§ **Instructions to follow**
Scan the data below for the string "công". Copy every line where it appears.

==== Input ====

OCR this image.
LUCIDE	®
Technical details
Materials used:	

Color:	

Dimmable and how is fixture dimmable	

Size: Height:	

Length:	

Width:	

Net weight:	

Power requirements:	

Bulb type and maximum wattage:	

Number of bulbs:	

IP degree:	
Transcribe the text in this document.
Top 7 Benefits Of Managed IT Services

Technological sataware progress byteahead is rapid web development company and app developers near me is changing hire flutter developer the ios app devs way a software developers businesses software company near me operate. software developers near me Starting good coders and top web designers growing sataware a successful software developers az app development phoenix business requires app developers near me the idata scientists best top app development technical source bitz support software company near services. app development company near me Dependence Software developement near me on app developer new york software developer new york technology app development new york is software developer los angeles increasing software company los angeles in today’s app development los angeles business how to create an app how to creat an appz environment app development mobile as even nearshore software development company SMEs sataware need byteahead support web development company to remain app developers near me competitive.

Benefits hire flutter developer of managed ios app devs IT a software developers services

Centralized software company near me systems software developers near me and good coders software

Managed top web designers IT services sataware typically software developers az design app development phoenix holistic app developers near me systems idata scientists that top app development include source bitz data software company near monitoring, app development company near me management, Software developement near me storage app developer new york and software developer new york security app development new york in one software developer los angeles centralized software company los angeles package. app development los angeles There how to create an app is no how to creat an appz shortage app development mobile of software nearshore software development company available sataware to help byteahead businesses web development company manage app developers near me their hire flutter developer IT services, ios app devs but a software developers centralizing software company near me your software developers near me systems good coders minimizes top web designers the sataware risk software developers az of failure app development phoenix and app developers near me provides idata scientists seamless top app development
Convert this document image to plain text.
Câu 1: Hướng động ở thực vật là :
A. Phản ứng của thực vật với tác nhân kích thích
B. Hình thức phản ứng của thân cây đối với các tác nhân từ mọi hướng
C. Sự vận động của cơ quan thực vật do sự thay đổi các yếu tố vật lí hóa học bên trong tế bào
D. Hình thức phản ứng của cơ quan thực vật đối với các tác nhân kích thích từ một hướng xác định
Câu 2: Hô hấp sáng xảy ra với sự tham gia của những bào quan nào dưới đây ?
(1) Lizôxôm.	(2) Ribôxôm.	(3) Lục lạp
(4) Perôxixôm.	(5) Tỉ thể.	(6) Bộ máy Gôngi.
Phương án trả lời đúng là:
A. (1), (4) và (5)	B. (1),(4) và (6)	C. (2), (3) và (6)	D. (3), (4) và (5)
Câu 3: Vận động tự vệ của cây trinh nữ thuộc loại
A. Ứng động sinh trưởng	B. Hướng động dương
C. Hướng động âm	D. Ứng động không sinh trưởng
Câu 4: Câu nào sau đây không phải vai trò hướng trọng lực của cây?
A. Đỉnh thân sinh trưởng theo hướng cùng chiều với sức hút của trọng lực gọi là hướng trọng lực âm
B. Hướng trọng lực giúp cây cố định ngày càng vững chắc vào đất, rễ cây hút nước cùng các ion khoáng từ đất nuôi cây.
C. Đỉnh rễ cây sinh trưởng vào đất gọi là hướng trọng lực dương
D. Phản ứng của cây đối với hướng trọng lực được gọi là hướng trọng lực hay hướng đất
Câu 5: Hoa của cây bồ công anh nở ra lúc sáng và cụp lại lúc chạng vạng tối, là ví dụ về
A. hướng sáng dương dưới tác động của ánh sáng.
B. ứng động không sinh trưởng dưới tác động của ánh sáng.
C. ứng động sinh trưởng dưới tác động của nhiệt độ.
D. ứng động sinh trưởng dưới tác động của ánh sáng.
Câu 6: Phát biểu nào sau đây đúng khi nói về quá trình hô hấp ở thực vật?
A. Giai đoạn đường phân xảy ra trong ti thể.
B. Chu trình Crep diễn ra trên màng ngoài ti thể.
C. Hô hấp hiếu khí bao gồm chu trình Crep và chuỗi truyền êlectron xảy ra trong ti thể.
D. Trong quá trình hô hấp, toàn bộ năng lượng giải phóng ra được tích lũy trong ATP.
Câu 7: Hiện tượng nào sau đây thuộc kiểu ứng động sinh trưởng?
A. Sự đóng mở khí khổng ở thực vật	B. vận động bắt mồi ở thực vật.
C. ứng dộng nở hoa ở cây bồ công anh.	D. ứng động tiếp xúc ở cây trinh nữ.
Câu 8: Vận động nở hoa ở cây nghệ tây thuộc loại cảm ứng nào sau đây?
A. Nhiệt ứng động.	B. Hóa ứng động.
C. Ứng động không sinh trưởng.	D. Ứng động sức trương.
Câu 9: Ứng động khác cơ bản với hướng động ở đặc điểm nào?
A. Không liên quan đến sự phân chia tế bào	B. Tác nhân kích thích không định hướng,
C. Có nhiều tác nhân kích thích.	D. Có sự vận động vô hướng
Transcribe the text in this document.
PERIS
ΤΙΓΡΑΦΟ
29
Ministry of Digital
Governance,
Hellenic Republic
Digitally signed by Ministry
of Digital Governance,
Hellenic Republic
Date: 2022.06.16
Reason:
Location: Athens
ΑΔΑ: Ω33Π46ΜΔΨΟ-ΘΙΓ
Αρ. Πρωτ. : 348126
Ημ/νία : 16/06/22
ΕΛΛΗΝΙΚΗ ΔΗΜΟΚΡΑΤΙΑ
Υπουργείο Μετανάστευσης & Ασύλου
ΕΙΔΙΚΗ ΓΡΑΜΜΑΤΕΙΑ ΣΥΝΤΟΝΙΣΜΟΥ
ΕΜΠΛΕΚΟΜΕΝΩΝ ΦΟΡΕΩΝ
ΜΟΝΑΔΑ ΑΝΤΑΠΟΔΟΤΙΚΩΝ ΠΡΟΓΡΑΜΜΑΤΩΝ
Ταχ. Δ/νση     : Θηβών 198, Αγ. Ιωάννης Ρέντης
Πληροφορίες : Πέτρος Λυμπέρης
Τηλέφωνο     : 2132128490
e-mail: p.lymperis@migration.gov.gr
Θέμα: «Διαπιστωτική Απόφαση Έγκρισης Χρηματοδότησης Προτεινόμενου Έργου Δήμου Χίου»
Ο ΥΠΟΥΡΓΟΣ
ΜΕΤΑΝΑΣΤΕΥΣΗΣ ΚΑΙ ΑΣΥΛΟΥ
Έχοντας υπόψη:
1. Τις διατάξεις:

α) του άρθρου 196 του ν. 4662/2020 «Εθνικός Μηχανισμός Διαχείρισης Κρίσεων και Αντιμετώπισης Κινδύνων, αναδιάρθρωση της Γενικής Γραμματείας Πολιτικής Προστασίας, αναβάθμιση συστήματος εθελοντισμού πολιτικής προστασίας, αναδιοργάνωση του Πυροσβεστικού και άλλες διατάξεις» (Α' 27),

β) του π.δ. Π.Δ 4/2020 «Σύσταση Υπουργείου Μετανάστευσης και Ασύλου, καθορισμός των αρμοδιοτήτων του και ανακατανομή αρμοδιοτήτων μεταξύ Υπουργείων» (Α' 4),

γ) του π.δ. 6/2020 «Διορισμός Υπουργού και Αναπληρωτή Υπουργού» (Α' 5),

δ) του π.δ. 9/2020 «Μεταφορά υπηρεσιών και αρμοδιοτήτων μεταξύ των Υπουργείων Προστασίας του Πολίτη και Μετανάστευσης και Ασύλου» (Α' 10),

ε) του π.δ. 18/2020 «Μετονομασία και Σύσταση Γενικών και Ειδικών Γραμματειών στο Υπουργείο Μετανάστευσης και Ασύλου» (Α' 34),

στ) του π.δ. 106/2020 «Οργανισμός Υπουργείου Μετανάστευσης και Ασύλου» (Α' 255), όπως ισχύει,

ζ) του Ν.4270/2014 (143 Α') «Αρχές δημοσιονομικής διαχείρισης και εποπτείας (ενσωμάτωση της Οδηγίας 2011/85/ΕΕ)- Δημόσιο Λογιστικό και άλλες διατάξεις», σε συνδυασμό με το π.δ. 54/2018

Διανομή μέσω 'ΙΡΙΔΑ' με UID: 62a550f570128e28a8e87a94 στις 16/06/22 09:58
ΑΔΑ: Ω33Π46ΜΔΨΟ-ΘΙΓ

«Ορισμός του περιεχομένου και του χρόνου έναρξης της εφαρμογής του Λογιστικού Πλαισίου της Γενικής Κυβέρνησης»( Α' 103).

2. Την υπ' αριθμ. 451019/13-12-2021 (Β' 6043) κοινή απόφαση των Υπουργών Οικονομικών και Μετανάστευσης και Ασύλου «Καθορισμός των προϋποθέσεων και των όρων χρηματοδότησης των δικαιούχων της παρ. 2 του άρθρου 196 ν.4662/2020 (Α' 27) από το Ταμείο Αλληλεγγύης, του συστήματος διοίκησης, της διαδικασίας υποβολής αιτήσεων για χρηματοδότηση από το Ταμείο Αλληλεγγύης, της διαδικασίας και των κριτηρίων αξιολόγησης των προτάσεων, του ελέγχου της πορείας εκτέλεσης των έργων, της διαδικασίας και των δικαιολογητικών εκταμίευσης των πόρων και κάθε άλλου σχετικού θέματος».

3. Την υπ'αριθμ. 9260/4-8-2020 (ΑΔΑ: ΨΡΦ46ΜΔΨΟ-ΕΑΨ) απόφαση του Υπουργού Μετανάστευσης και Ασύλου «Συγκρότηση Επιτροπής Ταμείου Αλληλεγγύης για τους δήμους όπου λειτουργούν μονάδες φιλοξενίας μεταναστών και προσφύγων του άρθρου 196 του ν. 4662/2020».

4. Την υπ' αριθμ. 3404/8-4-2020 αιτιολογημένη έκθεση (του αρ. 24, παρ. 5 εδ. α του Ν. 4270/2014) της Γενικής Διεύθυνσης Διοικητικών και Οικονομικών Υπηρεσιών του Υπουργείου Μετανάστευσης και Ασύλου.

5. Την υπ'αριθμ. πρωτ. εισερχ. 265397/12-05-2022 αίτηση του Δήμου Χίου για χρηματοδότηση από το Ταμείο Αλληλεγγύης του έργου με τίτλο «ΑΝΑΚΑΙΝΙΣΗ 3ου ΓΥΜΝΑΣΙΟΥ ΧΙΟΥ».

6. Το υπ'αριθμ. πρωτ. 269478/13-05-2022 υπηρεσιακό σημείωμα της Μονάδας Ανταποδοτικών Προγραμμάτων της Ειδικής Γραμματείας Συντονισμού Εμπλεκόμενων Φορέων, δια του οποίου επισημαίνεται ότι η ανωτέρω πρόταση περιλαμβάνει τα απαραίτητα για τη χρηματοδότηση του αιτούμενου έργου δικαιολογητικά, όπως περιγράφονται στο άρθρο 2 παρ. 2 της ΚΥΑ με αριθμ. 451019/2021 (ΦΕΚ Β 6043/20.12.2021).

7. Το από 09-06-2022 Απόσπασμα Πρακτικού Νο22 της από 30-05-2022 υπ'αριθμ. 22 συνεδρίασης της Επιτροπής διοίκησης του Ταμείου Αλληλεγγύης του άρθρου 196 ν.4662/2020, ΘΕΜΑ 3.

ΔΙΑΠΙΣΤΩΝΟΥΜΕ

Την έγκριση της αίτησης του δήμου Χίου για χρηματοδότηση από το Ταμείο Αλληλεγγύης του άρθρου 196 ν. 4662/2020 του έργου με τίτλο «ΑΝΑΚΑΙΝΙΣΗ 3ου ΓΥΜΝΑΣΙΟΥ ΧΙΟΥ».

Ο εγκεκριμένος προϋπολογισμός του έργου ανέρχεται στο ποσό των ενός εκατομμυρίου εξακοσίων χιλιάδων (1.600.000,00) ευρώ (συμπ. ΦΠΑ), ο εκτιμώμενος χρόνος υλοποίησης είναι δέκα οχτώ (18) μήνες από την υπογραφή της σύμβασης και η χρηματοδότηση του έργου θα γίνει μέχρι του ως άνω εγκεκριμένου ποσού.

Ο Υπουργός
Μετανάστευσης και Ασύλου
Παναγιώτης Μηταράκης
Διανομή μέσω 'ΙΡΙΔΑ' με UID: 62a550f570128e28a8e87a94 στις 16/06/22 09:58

====

§ **Answer for the task**
Câu 5: Hoa của cây bồ công anh nở ra lúc sáng và cụp lại lúc chạng vạng tối, là ví dụ về
C. ứng dộng nở hoa ở cây bồ công anh.	D. ứng động tiếp xúc ở cây trinh nữ.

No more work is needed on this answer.